Gather each line in the entries that includes the string "plain".

◆ Dataset entries:
---
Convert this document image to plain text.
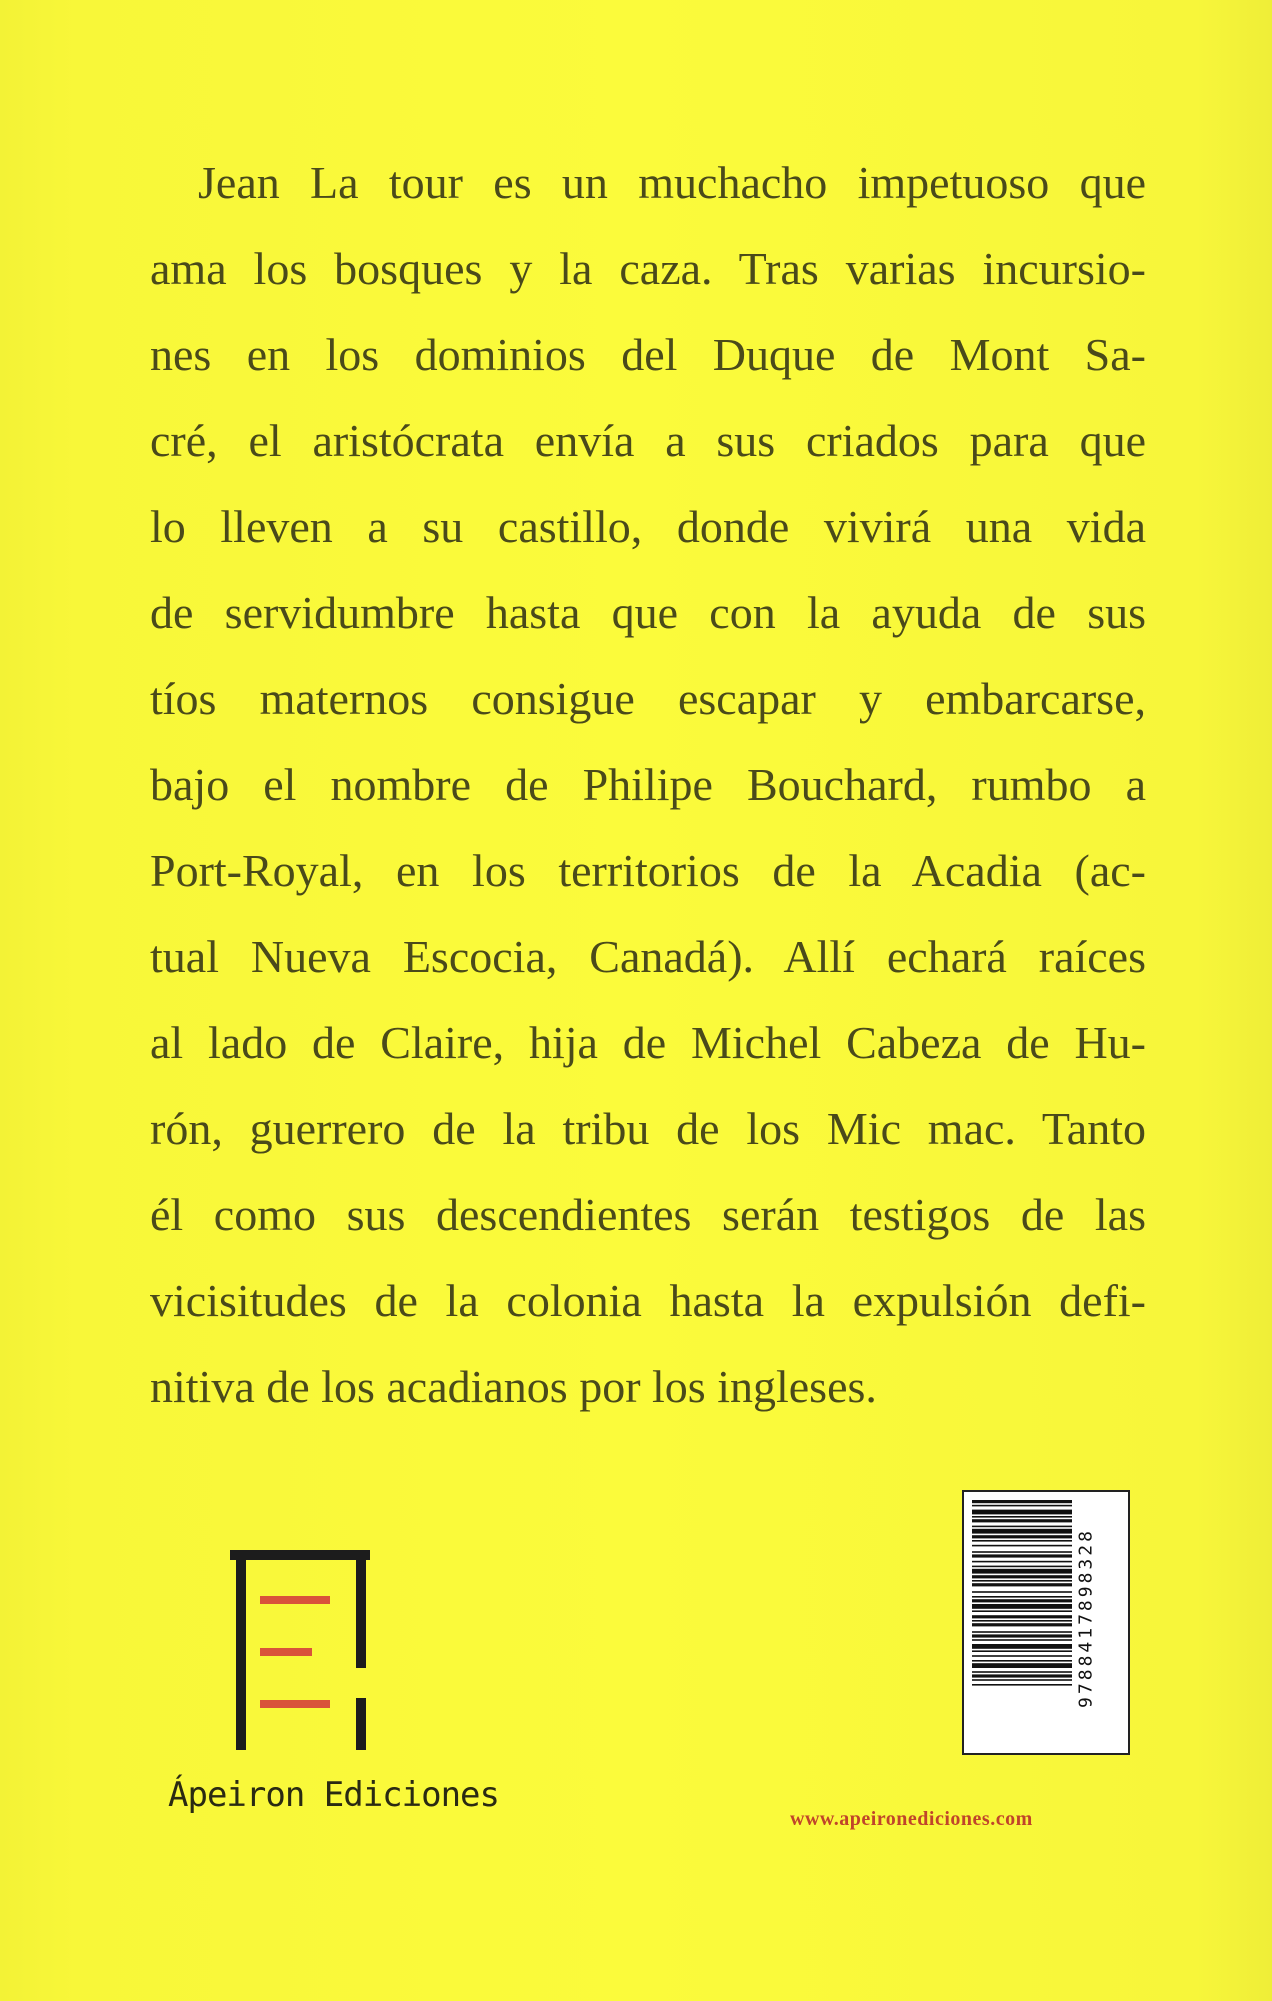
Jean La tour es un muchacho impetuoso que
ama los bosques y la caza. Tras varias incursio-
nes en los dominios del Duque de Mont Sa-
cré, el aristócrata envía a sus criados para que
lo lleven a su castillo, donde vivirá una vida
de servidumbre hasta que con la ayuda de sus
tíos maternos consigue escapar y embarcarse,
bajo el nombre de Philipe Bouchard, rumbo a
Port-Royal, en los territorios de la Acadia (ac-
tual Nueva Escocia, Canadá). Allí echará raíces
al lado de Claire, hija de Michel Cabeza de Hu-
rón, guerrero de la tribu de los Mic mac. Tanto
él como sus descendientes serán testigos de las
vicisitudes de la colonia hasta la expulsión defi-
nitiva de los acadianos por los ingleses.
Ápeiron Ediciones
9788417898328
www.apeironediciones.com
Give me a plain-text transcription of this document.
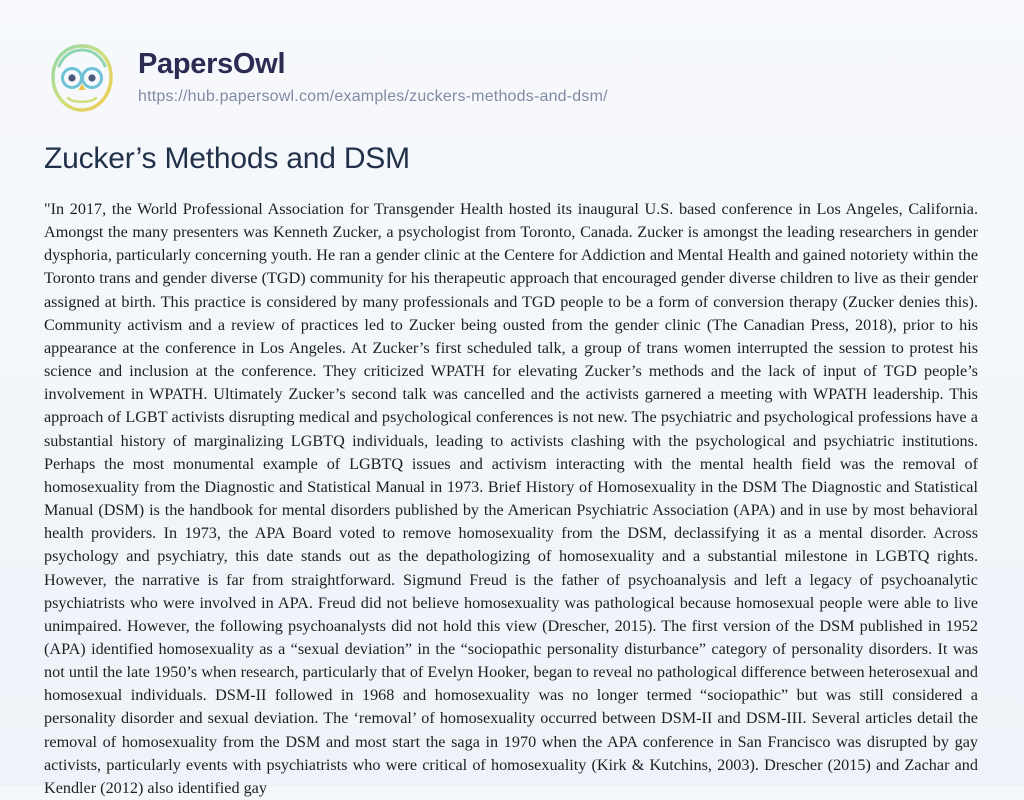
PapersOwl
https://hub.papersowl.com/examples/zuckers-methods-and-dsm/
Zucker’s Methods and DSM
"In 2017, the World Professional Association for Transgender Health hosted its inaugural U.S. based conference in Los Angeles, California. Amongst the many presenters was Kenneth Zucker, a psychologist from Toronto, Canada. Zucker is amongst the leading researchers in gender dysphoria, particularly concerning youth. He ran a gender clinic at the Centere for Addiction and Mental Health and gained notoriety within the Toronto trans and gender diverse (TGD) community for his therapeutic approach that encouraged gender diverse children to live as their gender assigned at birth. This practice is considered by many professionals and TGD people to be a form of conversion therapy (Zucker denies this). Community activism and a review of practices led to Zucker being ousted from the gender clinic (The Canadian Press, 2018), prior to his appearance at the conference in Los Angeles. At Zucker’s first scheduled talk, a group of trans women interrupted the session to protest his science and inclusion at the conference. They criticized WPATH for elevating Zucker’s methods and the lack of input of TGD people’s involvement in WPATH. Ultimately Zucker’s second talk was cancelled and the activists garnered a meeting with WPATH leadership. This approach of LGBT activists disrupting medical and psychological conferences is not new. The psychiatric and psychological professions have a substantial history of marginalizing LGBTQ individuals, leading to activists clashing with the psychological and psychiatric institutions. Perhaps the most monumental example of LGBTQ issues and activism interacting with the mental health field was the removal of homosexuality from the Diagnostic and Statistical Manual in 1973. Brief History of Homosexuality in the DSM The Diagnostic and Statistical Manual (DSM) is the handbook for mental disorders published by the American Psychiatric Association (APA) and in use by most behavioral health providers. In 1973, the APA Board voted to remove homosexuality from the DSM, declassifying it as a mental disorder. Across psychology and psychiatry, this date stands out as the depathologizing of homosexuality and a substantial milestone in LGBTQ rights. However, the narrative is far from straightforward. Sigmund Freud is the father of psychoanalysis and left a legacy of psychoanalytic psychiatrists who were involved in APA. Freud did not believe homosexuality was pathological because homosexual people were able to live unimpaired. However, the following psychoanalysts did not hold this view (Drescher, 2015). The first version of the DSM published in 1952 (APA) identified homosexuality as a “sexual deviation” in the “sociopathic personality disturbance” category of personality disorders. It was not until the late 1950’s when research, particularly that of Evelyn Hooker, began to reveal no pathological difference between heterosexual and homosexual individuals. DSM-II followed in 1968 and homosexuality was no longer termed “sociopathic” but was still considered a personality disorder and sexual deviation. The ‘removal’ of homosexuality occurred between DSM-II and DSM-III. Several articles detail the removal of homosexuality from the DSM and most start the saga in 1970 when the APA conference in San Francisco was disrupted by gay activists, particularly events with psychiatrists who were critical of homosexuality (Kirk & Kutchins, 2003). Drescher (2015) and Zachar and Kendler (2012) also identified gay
---
◆ Solution to this exercise:
Convert this document image to plain text.
Give me a plain-text transcription of this document.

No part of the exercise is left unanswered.